Start of Information shown
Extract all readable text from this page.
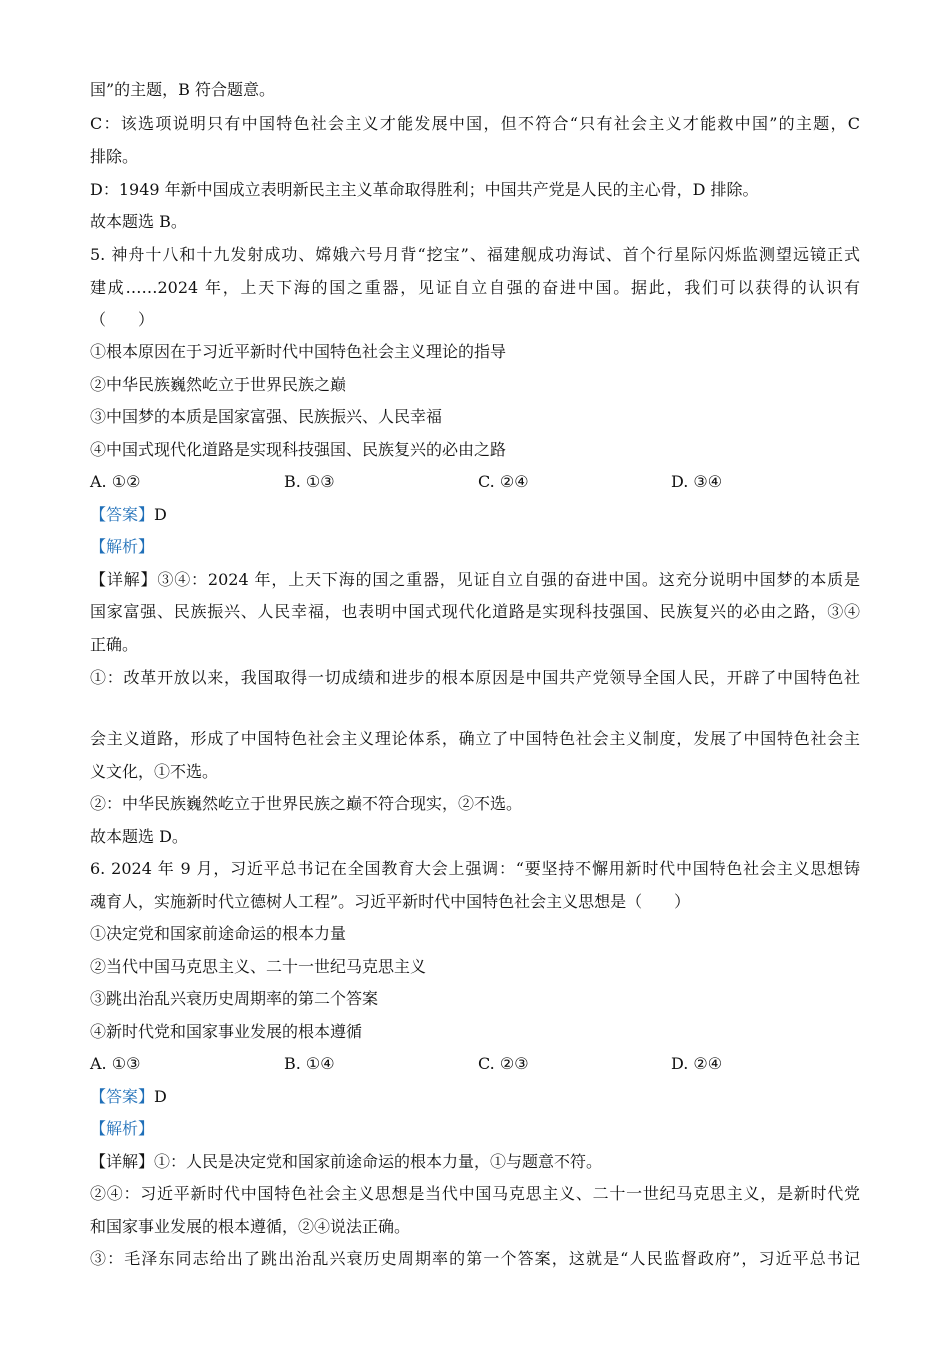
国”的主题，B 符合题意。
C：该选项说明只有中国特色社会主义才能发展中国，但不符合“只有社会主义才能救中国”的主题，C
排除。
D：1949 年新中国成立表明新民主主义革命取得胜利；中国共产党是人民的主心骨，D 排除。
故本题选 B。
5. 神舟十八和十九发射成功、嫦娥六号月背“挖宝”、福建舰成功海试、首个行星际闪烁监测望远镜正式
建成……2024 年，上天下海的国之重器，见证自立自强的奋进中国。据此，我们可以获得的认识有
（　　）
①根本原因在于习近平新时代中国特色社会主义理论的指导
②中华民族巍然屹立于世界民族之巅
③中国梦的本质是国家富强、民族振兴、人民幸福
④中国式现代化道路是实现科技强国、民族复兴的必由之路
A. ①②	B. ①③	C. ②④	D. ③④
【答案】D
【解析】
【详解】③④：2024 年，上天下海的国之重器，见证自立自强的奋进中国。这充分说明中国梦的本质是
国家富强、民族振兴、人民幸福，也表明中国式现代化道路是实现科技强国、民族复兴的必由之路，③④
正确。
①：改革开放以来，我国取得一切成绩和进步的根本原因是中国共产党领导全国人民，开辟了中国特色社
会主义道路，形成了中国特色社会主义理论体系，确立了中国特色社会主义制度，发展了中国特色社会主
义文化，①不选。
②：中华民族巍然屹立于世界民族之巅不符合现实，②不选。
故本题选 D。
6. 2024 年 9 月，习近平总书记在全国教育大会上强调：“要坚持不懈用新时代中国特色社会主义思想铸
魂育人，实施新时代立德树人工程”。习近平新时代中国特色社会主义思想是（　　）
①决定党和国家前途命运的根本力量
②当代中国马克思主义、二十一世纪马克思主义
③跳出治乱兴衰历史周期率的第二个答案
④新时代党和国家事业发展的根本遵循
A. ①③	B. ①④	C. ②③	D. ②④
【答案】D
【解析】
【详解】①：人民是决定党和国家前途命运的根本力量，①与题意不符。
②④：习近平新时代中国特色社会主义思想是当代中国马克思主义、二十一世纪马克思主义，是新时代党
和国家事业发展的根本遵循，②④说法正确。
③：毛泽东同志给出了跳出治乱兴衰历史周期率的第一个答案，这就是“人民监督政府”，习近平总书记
End of Information shown
Start of Information shown
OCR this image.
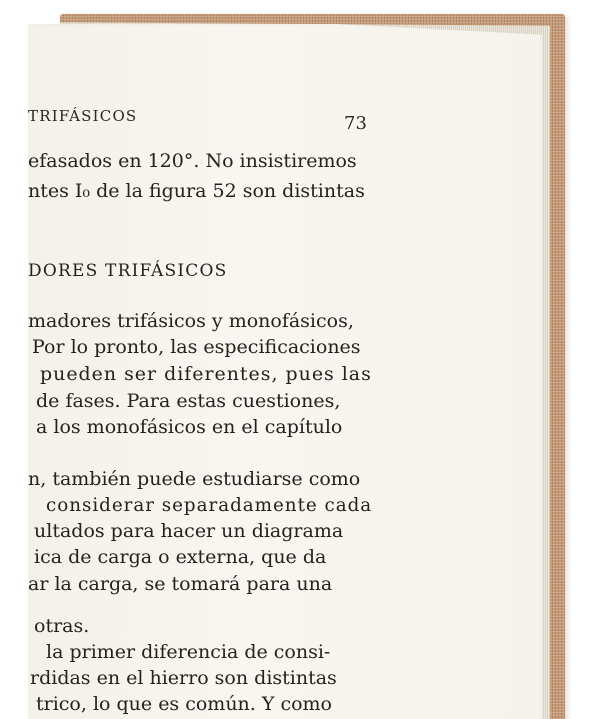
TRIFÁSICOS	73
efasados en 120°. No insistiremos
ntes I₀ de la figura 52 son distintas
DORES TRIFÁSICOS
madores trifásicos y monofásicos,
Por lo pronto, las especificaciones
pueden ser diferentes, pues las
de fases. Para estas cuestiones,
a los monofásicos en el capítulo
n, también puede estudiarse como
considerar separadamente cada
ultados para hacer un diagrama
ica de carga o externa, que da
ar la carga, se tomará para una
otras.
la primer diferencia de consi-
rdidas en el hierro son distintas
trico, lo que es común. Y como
End of Information shown
Description of the task
Every line that holds the string "monofásicos" should be returned.

Right answer
madores trifásicos y monofásicos,
a los monofásicos en el capítulo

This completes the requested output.